(Instructions for the task) Look through the data below and report how many lines include "Sayılar". Only the number should be given.

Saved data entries

====

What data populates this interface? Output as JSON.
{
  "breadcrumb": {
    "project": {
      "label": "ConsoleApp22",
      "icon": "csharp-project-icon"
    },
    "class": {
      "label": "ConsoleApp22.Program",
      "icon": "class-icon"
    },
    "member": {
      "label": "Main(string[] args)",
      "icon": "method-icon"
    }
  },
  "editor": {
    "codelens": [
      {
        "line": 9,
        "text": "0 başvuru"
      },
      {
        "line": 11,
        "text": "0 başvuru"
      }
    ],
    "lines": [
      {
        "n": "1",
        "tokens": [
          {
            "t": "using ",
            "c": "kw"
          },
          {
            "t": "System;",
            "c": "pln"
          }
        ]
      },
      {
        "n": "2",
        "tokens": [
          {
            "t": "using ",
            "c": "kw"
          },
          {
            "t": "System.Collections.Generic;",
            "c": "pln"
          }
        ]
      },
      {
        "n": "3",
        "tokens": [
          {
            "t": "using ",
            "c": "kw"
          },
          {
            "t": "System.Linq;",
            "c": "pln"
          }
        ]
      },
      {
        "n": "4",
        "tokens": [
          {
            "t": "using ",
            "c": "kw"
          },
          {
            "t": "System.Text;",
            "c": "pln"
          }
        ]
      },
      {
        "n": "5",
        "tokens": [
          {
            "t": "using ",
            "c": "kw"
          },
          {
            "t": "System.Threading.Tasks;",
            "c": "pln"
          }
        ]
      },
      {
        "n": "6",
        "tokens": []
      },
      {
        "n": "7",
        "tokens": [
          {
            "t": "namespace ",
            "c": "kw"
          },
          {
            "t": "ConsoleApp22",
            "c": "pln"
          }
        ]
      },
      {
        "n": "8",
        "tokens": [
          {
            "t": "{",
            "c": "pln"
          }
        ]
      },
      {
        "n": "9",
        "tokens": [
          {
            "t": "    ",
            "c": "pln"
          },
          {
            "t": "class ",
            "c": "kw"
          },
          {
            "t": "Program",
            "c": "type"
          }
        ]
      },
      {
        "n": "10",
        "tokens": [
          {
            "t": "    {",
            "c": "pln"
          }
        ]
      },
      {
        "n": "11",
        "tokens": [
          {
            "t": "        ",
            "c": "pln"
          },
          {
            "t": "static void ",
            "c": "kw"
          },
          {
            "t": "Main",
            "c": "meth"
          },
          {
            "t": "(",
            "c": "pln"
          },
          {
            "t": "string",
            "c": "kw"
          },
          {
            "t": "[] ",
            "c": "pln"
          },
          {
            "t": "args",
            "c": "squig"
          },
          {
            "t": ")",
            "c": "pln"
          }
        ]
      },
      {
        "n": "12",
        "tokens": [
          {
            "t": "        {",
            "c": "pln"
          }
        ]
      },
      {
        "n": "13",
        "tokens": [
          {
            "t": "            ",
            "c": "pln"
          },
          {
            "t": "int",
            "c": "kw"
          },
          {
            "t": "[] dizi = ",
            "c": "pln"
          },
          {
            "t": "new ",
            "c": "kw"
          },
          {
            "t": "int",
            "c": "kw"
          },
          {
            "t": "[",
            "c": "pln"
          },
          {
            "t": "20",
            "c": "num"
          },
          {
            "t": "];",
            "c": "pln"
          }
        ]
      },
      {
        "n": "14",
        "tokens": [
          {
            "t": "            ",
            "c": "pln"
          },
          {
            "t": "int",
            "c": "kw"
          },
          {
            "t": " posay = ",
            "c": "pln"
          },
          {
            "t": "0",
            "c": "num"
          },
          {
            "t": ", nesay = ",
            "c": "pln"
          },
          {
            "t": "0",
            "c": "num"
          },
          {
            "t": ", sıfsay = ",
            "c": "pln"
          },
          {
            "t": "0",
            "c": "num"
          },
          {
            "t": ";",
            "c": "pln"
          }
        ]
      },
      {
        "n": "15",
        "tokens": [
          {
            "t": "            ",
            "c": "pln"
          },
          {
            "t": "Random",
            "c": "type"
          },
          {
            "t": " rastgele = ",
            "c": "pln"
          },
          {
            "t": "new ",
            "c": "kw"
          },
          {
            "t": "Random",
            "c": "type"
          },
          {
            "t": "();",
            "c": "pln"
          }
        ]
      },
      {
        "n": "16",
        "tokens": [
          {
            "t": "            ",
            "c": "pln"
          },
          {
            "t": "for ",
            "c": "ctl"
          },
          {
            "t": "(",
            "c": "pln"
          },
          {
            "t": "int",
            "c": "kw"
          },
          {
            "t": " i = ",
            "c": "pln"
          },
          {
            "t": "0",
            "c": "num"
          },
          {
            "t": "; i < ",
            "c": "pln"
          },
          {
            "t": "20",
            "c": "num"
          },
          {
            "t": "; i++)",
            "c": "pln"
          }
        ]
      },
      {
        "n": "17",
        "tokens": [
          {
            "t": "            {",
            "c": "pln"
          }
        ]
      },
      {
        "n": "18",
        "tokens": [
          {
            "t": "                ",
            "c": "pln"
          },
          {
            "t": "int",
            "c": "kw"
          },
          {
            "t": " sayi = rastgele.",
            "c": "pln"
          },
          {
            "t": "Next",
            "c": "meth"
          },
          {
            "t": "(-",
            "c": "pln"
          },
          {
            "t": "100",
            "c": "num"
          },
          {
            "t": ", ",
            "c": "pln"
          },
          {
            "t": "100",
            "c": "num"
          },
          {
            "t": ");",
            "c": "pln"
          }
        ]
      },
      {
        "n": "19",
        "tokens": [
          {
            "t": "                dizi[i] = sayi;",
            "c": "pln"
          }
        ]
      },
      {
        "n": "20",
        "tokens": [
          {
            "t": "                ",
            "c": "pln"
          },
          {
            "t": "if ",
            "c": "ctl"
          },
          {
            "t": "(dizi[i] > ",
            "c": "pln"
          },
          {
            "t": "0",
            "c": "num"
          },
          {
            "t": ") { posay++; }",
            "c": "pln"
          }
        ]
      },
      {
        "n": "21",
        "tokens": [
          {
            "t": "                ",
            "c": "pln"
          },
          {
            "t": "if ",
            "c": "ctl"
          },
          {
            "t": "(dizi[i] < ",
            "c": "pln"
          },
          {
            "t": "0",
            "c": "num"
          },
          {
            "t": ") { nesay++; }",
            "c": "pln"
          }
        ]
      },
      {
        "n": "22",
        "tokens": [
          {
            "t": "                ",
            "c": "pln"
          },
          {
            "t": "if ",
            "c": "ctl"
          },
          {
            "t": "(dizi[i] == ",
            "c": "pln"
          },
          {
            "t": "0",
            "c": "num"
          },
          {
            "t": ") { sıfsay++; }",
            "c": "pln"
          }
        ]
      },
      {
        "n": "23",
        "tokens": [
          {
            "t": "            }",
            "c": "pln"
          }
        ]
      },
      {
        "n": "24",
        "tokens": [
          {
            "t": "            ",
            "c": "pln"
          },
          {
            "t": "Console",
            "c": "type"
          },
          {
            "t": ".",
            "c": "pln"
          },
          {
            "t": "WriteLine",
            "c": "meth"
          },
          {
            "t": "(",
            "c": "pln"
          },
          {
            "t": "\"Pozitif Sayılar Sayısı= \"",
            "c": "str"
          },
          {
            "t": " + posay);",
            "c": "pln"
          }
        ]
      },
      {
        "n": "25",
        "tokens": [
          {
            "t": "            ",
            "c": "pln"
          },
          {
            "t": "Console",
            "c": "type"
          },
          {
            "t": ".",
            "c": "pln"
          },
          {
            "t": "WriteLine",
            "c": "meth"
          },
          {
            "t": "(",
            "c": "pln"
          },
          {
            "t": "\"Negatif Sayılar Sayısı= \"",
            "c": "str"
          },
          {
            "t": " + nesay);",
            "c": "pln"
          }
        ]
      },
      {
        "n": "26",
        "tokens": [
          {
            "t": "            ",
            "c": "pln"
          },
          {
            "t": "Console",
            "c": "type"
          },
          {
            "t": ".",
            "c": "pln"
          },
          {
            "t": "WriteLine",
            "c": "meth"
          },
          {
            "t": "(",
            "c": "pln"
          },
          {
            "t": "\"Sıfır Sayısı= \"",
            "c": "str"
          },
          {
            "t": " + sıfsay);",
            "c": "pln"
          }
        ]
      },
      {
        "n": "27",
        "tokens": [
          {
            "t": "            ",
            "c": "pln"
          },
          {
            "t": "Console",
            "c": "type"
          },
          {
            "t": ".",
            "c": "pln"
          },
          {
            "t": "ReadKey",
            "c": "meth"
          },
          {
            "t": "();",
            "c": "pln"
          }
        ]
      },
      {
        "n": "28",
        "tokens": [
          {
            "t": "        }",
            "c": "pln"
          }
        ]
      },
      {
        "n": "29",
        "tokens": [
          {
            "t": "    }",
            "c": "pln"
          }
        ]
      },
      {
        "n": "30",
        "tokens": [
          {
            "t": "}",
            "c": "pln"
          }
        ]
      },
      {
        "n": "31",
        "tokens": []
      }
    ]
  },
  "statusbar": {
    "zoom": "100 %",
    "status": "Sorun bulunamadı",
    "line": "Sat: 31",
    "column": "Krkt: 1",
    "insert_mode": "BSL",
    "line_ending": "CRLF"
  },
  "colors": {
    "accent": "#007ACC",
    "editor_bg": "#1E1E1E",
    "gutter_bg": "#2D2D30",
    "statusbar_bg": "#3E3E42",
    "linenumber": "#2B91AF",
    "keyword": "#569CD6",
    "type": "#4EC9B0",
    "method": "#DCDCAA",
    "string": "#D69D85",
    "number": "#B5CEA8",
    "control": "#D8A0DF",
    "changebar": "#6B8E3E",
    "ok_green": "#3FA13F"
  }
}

====

(Written solution) 2